--- Exercise aim ---
Every line that holds "relative" should be shown.

===== The input =====

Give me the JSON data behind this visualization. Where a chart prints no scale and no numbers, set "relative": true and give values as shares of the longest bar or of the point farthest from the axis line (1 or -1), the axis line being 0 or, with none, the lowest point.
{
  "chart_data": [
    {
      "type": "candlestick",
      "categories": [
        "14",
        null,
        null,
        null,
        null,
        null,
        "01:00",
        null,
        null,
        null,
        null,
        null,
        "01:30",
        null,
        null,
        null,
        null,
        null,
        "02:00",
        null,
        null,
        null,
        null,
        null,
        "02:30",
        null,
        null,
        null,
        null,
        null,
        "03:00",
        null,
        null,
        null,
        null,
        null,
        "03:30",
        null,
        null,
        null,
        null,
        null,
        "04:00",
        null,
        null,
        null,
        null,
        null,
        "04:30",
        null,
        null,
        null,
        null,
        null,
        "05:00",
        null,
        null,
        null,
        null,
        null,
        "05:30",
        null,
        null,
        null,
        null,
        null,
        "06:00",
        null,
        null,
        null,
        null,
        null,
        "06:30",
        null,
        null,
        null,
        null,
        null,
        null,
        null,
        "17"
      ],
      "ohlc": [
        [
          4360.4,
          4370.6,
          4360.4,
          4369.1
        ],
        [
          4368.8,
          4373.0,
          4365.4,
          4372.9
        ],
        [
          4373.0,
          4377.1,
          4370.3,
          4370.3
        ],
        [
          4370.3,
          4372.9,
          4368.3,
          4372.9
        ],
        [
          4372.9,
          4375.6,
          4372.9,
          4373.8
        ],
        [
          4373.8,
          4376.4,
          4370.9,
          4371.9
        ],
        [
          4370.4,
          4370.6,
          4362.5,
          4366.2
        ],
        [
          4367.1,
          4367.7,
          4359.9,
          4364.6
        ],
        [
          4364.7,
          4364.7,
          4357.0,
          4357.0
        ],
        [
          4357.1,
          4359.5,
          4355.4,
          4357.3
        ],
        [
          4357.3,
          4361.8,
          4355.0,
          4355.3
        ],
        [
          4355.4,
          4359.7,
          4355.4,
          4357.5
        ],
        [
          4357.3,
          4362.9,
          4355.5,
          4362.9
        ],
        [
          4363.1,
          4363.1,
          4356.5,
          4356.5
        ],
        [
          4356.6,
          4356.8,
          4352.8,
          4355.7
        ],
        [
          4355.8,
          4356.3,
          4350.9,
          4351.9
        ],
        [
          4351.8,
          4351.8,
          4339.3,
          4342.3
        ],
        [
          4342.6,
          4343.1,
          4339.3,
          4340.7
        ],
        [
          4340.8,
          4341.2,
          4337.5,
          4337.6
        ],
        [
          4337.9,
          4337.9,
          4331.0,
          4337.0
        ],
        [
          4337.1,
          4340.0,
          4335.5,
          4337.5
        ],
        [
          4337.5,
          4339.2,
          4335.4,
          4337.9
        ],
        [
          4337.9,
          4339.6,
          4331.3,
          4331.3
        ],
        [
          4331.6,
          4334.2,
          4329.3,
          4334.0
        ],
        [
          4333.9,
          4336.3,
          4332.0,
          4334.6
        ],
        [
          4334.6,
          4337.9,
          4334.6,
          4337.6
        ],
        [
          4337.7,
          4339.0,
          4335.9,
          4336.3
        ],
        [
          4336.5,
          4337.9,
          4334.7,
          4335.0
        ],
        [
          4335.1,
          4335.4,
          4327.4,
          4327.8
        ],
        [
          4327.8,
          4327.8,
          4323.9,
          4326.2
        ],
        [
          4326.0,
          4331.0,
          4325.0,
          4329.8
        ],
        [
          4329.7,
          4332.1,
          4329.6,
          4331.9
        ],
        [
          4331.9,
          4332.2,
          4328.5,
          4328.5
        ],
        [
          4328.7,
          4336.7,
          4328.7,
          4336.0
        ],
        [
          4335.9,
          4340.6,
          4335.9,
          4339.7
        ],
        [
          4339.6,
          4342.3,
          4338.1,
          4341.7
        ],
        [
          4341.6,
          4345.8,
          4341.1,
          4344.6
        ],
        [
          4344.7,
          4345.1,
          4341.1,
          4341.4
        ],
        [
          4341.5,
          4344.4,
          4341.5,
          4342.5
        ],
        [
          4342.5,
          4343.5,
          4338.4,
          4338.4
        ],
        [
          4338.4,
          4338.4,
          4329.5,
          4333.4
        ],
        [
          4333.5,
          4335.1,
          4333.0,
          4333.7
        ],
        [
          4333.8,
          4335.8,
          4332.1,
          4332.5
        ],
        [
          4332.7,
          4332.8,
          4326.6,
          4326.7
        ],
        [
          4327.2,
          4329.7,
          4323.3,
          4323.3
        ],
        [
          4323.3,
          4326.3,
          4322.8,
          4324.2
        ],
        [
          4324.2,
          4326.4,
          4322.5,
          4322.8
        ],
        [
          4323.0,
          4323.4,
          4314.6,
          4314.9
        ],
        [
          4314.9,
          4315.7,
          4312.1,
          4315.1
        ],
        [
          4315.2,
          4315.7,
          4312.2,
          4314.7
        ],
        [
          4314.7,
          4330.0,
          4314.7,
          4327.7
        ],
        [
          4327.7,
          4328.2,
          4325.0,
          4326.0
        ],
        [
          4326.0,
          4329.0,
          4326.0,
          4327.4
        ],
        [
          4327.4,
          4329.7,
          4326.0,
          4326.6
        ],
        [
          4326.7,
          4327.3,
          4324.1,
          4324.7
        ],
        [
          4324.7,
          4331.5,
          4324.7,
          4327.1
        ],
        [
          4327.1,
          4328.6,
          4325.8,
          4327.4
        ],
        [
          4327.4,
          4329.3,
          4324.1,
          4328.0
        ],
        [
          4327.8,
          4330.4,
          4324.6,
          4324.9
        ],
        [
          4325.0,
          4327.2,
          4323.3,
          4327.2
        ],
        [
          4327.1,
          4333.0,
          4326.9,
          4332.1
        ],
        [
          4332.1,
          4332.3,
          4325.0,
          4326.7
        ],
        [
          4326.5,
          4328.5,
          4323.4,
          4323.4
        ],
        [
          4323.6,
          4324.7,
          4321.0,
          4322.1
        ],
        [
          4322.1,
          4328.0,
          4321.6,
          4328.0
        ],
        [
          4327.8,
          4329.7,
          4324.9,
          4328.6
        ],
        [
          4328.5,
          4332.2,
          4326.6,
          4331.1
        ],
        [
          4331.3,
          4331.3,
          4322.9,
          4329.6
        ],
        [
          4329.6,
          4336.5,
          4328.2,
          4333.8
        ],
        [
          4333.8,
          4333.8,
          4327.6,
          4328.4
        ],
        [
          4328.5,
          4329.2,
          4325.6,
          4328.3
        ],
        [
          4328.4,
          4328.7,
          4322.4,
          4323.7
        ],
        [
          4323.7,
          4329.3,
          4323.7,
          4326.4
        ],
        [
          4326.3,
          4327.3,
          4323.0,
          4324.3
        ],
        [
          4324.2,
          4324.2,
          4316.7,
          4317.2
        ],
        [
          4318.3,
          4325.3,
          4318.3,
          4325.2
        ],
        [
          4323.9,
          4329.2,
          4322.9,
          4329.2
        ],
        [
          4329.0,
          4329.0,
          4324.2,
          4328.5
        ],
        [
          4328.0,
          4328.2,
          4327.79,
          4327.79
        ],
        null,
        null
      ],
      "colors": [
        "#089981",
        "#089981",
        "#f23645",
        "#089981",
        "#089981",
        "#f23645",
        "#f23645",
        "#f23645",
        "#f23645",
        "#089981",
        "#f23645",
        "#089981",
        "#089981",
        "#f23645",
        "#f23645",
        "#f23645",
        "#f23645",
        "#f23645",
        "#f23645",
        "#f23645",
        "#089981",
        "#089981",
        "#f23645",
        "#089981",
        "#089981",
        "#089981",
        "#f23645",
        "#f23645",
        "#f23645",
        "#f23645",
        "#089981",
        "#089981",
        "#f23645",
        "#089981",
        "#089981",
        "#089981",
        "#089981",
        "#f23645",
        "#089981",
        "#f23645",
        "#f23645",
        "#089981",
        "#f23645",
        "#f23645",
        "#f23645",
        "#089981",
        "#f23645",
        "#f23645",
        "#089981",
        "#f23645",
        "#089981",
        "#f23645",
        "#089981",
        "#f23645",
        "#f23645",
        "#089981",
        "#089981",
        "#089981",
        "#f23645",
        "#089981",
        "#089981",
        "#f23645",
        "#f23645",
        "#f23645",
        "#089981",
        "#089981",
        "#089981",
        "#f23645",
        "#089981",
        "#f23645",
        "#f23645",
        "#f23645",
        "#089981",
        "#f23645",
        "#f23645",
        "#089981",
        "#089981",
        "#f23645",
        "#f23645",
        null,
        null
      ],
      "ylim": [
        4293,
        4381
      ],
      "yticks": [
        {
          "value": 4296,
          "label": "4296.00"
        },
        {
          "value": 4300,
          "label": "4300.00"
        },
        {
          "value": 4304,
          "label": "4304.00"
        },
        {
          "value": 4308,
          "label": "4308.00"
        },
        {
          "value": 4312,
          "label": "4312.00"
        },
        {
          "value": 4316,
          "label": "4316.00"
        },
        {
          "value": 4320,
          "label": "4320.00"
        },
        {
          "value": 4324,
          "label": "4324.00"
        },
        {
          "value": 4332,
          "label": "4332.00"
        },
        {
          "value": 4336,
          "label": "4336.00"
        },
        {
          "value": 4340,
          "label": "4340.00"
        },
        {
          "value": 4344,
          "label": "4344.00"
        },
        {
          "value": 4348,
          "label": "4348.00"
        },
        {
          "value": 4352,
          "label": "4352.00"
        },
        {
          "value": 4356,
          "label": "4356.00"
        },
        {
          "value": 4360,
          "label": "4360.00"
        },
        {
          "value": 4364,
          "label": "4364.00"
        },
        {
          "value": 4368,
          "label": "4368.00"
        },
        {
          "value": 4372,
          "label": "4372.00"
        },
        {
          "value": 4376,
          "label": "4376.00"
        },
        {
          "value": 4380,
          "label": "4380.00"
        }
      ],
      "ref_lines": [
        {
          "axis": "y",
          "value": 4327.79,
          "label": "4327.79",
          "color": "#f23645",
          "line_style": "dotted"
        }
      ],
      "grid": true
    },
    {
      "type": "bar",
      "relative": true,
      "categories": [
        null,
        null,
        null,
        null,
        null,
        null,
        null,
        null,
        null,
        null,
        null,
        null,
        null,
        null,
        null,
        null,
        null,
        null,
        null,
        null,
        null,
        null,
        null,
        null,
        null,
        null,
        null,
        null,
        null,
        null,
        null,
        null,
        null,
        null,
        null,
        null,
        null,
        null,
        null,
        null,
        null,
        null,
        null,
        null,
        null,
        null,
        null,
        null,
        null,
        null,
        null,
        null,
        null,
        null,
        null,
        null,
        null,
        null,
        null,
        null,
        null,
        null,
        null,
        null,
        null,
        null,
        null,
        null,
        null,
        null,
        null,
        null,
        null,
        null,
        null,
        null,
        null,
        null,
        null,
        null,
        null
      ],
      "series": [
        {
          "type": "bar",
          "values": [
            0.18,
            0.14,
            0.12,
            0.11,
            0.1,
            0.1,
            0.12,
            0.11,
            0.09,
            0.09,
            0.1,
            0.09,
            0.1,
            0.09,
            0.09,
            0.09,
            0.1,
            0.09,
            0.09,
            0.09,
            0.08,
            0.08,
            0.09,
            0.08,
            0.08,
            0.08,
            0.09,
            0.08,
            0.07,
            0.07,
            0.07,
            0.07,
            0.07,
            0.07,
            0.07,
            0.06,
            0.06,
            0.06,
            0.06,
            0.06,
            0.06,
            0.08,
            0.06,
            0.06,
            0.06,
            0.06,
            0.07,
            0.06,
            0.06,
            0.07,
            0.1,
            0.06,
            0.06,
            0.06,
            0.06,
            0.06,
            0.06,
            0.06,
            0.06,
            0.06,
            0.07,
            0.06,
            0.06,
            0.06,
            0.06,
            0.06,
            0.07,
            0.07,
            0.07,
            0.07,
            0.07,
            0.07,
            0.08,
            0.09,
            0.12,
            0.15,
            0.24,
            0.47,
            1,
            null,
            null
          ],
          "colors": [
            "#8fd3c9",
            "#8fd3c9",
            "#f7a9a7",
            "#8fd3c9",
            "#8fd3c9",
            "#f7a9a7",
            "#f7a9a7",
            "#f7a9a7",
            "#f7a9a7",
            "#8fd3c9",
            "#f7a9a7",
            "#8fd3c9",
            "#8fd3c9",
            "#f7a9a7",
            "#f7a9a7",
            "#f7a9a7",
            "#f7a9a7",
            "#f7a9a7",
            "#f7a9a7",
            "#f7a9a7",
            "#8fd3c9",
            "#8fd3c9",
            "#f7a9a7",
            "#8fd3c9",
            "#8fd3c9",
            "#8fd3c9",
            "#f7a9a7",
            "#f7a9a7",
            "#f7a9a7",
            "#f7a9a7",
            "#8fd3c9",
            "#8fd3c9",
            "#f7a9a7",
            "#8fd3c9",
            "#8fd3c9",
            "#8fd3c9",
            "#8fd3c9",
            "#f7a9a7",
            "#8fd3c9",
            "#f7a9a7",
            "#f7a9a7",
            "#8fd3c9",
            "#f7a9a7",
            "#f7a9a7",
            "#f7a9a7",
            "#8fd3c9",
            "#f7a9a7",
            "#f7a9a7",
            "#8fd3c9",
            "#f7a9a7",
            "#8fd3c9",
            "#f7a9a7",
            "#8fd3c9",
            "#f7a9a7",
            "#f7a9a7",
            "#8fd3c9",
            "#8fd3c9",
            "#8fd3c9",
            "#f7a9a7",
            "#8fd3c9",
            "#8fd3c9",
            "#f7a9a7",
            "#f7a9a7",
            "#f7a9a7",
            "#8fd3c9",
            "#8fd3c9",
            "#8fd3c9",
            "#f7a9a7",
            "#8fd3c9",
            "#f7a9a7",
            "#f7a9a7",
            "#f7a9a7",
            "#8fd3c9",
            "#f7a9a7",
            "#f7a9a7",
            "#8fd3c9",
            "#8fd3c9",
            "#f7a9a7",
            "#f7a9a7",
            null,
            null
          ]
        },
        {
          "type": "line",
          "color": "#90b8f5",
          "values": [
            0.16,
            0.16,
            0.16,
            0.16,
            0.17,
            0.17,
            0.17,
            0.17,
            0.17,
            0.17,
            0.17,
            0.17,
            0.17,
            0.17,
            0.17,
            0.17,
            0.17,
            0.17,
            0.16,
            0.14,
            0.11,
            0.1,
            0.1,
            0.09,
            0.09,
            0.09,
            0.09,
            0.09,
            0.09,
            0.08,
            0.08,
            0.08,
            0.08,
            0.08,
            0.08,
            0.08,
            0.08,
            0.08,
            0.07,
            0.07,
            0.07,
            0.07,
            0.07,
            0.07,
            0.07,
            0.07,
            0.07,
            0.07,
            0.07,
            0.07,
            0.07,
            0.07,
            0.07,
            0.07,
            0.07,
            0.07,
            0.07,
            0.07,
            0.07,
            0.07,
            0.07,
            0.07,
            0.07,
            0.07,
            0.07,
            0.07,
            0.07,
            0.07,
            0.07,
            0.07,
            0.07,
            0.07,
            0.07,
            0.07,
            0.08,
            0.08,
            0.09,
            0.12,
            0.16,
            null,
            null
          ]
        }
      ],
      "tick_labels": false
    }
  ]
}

=====

--- Answer to the exercise ---
Give me the JSON data behind this visualization. Where a chart prints no scale and no numbers, set "relative": true and give values as shares of the longest bar or of the point farthest from the axis line (1 or -1), the axis line being 0 or, with none, the lowest point.
      "relative": true,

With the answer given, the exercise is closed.